** begin RECORDED INFORMATION **

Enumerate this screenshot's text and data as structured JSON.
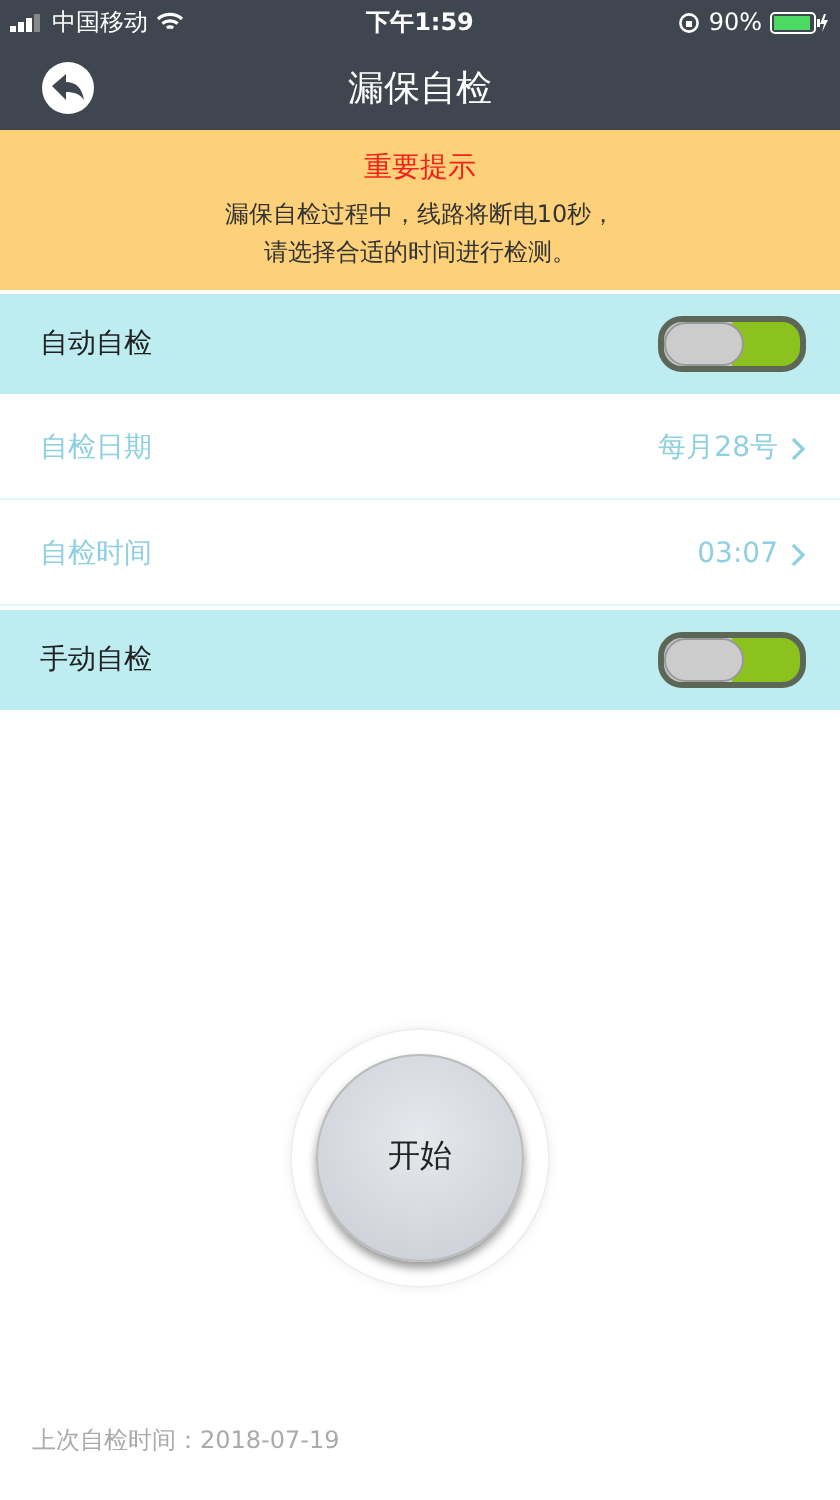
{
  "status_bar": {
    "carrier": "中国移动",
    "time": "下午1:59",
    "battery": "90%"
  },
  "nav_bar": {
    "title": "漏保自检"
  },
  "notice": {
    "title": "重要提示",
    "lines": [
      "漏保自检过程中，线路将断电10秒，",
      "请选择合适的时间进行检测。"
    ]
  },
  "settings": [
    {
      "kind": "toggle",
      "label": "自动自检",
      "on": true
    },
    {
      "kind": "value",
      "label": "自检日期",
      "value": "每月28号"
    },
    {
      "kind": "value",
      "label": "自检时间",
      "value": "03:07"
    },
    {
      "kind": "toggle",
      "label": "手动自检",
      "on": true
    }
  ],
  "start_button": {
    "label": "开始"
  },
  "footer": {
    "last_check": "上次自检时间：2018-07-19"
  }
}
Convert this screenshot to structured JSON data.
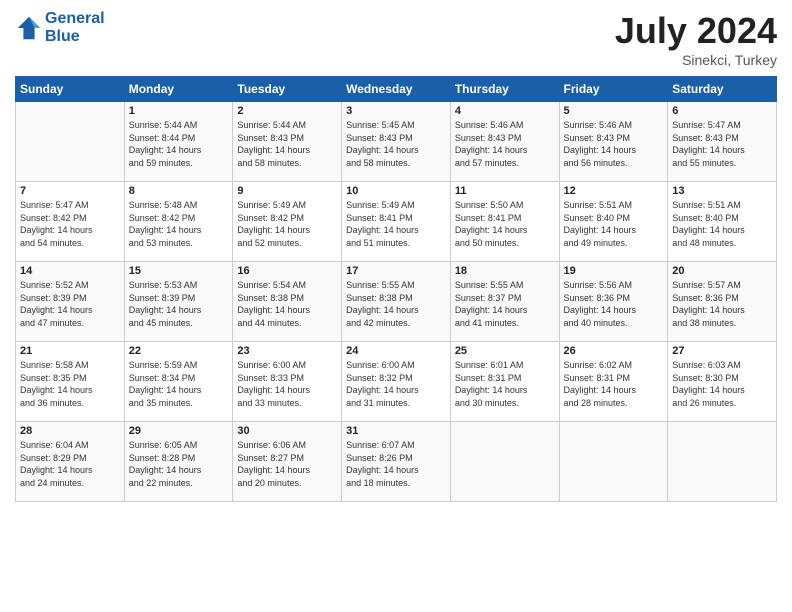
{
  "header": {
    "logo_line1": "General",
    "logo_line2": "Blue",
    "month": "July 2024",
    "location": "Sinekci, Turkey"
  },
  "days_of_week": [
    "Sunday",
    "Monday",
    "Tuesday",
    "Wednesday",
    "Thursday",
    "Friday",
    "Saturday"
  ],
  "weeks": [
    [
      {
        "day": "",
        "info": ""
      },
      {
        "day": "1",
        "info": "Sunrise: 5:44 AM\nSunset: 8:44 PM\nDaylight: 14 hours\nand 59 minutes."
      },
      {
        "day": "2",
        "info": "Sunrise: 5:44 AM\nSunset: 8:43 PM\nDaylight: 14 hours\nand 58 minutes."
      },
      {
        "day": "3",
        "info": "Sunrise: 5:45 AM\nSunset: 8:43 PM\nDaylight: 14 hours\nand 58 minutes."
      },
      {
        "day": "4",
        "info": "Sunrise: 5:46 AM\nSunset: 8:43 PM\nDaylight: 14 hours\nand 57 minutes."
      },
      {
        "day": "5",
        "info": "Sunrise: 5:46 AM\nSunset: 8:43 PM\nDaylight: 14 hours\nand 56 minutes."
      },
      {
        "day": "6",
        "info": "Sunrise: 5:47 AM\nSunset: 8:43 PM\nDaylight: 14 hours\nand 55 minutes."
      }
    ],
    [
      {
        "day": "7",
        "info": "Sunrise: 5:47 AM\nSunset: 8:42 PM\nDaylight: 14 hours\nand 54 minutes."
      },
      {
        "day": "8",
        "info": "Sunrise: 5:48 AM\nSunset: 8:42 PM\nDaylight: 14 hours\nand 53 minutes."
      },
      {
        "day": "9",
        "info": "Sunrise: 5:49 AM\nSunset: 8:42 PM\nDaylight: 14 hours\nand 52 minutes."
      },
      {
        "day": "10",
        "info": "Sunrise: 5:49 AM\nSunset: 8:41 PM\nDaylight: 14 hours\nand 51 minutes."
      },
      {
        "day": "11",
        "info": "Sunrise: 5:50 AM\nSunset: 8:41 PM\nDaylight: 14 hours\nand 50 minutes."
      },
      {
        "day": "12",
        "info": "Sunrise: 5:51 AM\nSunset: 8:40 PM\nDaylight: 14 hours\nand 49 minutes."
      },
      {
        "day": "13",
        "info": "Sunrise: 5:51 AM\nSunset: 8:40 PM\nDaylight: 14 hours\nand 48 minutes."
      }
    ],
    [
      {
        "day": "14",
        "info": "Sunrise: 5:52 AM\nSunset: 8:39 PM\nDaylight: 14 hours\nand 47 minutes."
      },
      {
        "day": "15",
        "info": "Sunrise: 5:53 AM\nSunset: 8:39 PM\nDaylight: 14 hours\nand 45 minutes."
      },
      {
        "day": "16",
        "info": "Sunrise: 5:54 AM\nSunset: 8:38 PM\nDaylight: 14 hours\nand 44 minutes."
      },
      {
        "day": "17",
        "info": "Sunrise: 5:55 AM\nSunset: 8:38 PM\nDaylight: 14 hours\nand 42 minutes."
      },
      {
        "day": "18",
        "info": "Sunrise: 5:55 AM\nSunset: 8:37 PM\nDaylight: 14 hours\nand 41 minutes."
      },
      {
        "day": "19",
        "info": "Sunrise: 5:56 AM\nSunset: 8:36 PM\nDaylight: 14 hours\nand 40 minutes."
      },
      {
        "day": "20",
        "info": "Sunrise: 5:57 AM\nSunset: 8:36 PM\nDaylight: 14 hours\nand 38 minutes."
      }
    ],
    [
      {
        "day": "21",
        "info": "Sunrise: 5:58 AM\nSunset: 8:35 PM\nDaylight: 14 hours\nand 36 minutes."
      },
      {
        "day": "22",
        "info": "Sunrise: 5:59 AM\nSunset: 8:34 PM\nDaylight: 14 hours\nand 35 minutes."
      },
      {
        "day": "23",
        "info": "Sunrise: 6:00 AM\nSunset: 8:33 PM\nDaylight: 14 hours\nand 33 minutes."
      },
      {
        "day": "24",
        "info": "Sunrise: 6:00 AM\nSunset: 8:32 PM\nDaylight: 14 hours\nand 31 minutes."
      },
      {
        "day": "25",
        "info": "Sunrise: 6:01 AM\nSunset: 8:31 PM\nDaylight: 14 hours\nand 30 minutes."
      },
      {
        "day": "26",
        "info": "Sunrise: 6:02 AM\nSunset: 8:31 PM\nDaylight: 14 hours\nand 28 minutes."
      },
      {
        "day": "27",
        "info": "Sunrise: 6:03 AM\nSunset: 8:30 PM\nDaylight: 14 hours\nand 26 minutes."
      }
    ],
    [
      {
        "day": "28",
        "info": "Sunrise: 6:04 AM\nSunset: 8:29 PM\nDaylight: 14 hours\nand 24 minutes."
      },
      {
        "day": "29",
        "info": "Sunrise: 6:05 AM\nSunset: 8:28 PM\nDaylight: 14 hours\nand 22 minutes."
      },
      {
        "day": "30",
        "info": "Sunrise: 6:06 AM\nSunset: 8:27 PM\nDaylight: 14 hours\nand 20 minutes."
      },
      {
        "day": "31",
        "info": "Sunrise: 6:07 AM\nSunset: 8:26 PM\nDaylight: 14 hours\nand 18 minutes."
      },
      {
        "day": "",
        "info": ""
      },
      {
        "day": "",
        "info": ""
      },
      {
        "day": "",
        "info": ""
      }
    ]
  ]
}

** end RECORDED INFORMATION **

WORK TO BE COMPLETED:
State the number of lines holding the word "this" in the listing. Add nothing else.

FINISHED TASK:
2